# Records shown start

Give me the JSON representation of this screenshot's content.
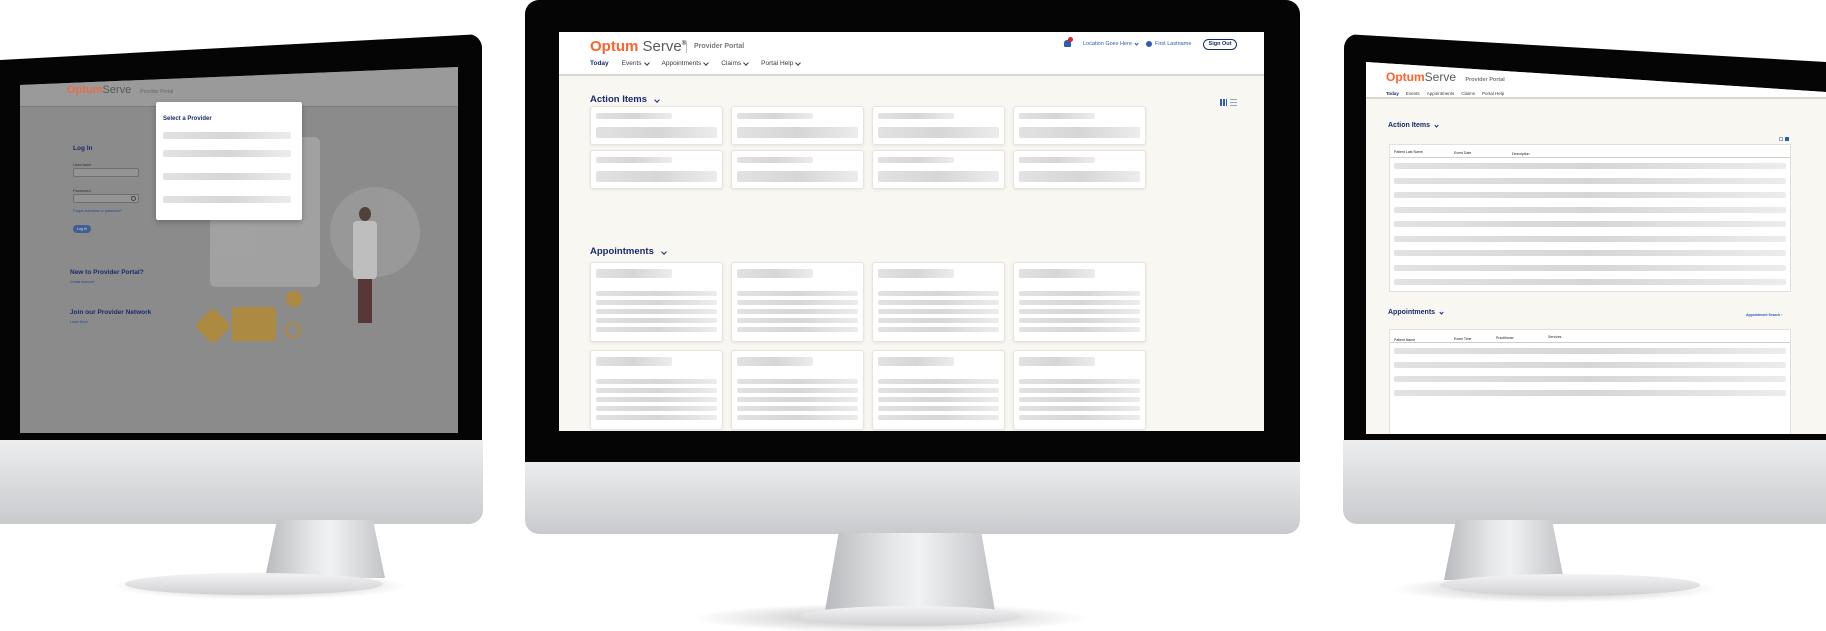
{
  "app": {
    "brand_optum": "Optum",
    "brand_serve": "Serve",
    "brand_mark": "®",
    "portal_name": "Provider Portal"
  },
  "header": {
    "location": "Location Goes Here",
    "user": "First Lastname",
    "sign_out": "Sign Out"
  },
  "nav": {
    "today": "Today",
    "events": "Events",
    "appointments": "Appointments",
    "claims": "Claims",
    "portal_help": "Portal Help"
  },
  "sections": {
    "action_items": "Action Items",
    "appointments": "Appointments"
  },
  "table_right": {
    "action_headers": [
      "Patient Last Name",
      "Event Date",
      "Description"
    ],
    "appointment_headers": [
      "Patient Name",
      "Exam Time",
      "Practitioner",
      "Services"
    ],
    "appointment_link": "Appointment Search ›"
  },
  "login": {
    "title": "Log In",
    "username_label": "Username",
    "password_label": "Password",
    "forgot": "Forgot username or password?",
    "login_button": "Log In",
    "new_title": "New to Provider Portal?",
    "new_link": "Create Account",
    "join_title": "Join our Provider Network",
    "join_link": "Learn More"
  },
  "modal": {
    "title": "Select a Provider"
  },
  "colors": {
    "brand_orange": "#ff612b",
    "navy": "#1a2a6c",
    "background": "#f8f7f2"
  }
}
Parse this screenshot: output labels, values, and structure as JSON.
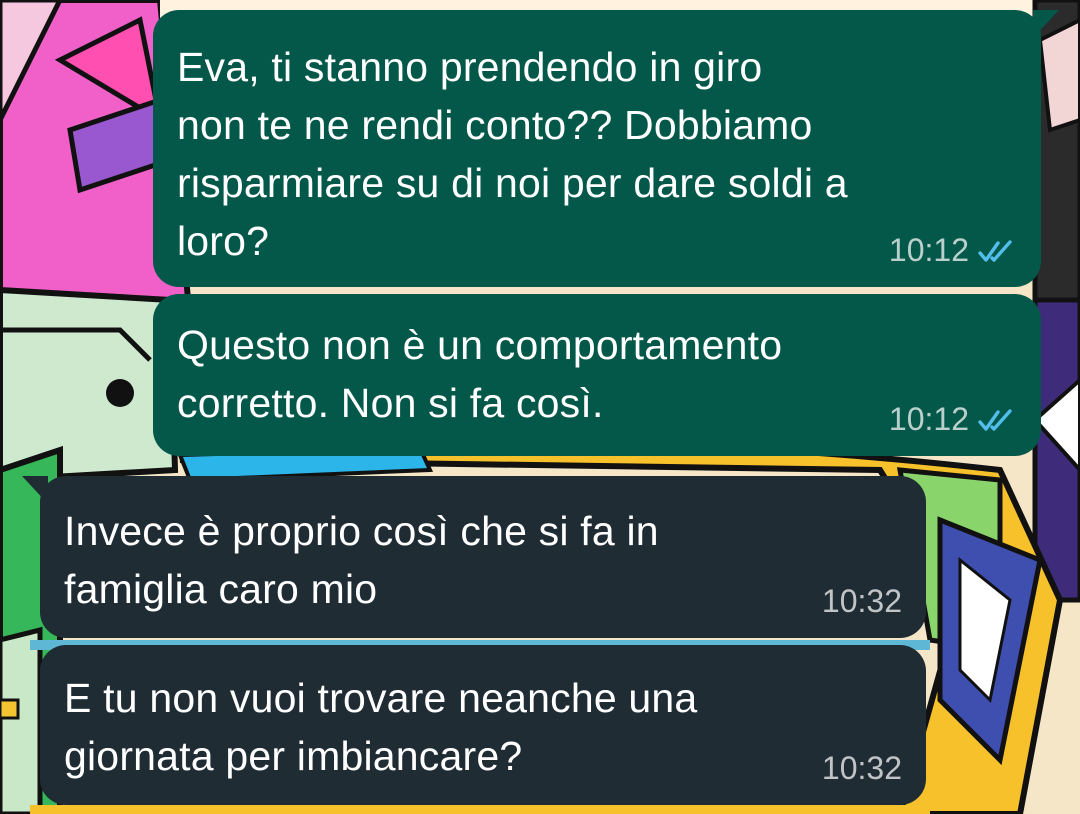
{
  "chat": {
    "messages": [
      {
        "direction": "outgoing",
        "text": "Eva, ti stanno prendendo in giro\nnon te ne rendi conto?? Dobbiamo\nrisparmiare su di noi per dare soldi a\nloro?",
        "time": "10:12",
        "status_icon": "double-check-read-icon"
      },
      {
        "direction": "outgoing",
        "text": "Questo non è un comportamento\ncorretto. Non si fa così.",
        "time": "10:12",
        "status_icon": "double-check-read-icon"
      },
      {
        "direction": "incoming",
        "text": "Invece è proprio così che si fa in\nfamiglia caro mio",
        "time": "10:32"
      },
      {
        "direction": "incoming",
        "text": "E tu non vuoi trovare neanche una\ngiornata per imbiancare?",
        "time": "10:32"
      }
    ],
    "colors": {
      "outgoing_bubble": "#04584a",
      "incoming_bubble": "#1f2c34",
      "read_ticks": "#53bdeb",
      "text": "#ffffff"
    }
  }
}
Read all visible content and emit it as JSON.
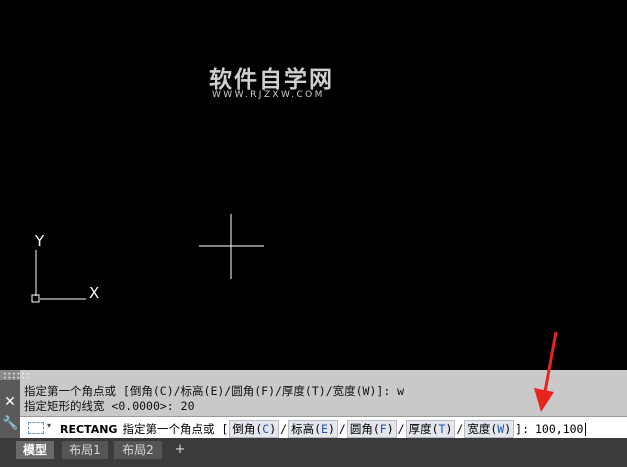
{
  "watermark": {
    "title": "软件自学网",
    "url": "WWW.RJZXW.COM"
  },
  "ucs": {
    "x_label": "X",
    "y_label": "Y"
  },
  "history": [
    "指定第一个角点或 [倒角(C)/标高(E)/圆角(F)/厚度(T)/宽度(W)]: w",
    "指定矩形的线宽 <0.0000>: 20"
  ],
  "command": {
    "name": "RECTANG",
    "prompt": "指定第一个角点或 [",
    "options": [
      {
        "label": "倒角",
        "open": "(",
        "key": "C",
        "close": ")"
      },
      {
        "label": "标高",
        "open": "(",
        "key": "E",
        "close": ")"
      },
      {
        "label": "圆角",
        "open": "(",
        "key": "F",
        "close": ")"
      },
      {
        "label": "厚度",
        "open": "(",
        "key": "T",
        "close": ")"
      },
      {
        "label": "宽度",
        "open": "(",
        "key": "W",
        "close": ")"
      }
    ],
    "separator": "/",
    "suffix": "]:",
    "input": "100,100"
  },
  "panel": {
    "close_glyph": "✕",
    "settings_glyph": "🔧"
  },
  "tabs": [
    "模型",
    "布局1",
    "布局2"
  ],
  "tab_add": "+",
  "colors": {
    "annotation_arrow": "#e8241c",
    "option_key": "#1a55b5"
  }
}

# Records shown end

» **The task**:
Reproduce all the records verbatim, excluding images.

» **Solution for this task**:
Give me the JSON representation of this screenshot's content.
{
  "app": {
    "brand_optum": "Optum",
    "brand_serve": "Serve",
    "brand_mark": "®",
    "portal_name": "Provider Portal"
  },
  "header": {
    "location": "Location Goes Here",
    "user": "First Lastname",
    "sign_out": "Sign Out"
  },
  "nav": {
    "today": "Today",
    "events": "Events",
    "appointments": "Appointments",
    "claims": "Claims",
    "portal_help": "Portal Help"
  },
  "sections": {
    "action_items": "Action Items",
    "appointments": "Appointments"
  },
  "table_right": {
    "action_headers": [
      "Patient Last Name",
      "Event Date",
      "Description"
    ],
    "appointment_headers": [
      "Patient Name",
      "Exam Time",
      "Practitioner",
      "Services"
    ],
    "appointment_link": "Appointment Search ›"
  },
  "login": {
    "title": "Log In",
    "username_label": "Username",
    "password_label": "Password",
    "forgot": "Forgot username or password?",
    "login_button": "Log In",
    "new_title": "New to Provider Portal?",
    "new_link": "Create Account",
    "join_title": "Join our Provider Network",
    "join_link": "Learn More"
  },
  "modal": {
    "title": "Select a Provider"
  },
  "colors": {
    "brand_orange": "#ff612b",
    "navy": "#1a2a6c",
    "background": "#f8f7f2"
  }
}
Parse this screenshot: output labels, values, and structure as JSON.
{
  "chat": {
    "messages": [
      {
        "direction": "outgoing",
        "text": "Eva, ti stanno prendendo in giro\nnon te ne rendi conto?? Dobbiamo\nrisparmiare su di noi per dare soldi a\nloro?",
        "time": "10:12",
        "status_icon": "double-check-read-icon"
      },
      {
        "direction": "outgoing",
        "text": "Questo non è un comportamento\ncorretto. Non si fa così.",
        "time": "10:12",
        "status_icon": "double-check-read-icon"
      },
      {
        "direction": "incoming",
        "text": "Invece è proprio così che si fa in\nfamiglia caro mio",
        "time": "10:32"
      },
      {
        "direction": "incoming",
        "text": "E tu non vuoi trovare neanche una\ngiornata per imbiancare?",
        "time": "10:32"
      }
    ],
    "colors": {
      "outgoing_bubble": "#04584a",
      "incoming_bubble": "#1f2c34",
      "read_ticks": "#53bdeb",
      "text": "#ffffff"
    }
  }
}
Read all visible content and emit it as JSON.
{
  "watermark": {
    "title": "软件自学网",
    "url": "WWW.RJZXW.COM"
  },
  "ucs": {
    "x_label": "X",
    "y_label": "Y"
  },
  "history": [
    "指定第一个角点或 [倒角(C)/标高(E)/圆角(F)/厚度(T)/宽度(W)]: w",
    "指定矩形的线宽 <0.0000>: 20"
  ],
  "command": {
    "name": "RECTANG",
    "prompt": "指定第一个角点或 [",
    "options": [
      {
        "label": "倒角",
        "open": "(",
        "key": "C",
        "close": ")"
      },
      {
        "label": "标高",
        "open": "(",
        "key": "E",
        "close": ")"
      },
      {
        "label": "圆角",
        "open": "(",
        "key": "F",
        "close": ")"
      },
      {
        "label": "厚度",
        "open": "(",
        "key": "T",
        "close": ")"
      },
      {
        "label": "宽度",
        "open": "(",
        "key": "W",
        "close": ")"
      }
    ],
    "separator": "/",
    "suffix": "]:",
    "input": "100,100"
  },
  "panel": {
    "close_glyph": "✕",
    "settings_glyph": "🔧"
  },
  "tabs": [
    "模型",
    "布局1",
    "布局2"
  ],
  "tab_add": "+",
  "colors": {
    "annotation_arrow": "#e8241c",
    "option_key": "#1a55b5"
  }
}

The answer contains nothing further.